What is being asked: Write out the data word for word and omit every picture.

====

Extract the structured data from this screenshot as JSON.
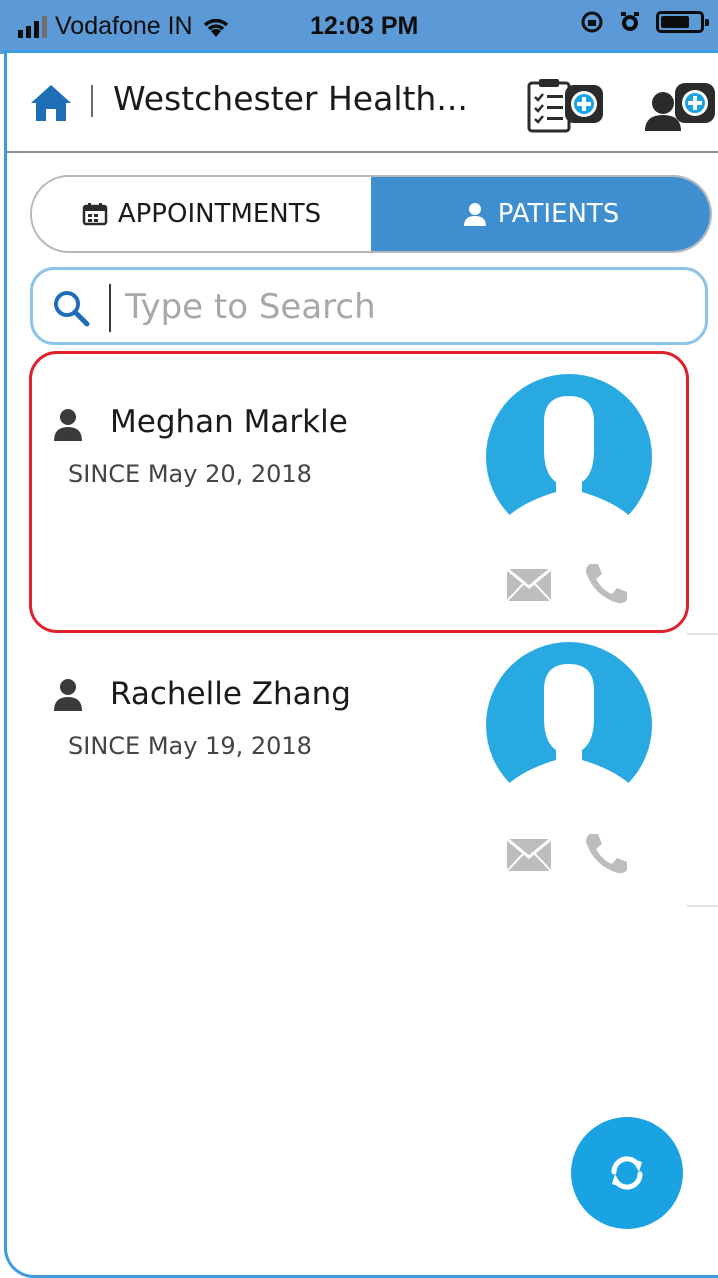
{
  "status_bar": {
    "carrier": "Vodafone IN",
    "time": "12:03 PM",
    "icons": [
      "signal-icon",
      "wifi-icon",
      "rotation-lock-icon",
      "alarm-icon",
      "battery-icon"
    ]
  },
  "header": {
    "title": "Westchester Health...",
    "icons": [
      "home-icon",
      "add-appointment-icon",
      "add-patient-icon"
    ]
  },
  "tabs": [
    {
      "label": "APPOINTMENTS",
      "icon": "calendar-icon",
      "selected": false
    },
    {
      "label": "PATIENTS",
      "icon": "person-icon",
      "selected": true
    }
  ],
  "search": {
    "placeholder": "Type to Search",
    "value": ""
  },
  "patients": [
    {
      "name": "Meghan Markle",
      "since": "SINCE May 20, 2018",
      "selected": true
    },
    {
      "name": "Rachelle Zhang",
      "since": "SINCE May 19, 2018",
      "selected": false
    }
  ],
  "colors": {
    "status_bar": "#5b9ad6",
    "frame_border": "#3b9de0",
    "tab_active": "#3f8fd0",
    "avatar": "#29a9e1",
    "selection_border": "#e0202a",
    "fab": "#1aa3e2",
    "contact_icons": "#bdbdbd"
  }
}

====

Answer space:
Extract the structured data from this screenshot as JSON.
{
  "status_bar": {
    "carrier": "Vodafone IN",
    "time": "12:03 PM",
    "icons": [
      "signal-icon",
      "wifi-icon",
      "rotation-lock-icon",
      "alarm-icon",
      "battery-icon"
    ]
  },
  "header": {
    "title": "Westchester Health...",
    "icons": [
      "home-icon",
      "add-appointment-icon",
      "add-patient-icon"
    ]
  },
  "tabs": [
    {
      "label": "APPOINTMENTS",
      "icon": "calendar-icon",
      "selected": false
    },
    {
      "label": "PATIENTS",
      "icon": "person-icon",
      "selected": true
    }
  ],
  "search": {
    "placeholder": "Type to Search",
    "value": ""
  },
  "patients": [
    {
      "name": "Meghan Markle",
      "since": "SINCE May 20, 2018",
      "selected": true
    },
    {
      "name": "Rachelle Zhang",
      "since": "SINCE May 19, 2018",
      "selected": false
    }
  ],
  "colors": {
    "status_bar": "#5b9ad6",
    "frame_border": "#3b9de0",
    "tab_active": "#3f8fd0",
    "avatar": "#29a9e1",
    "selection_border": "#e0202a",
    "fab": "#1aa3e2",
    "contact_icons": "#bdbdbd"
  }
}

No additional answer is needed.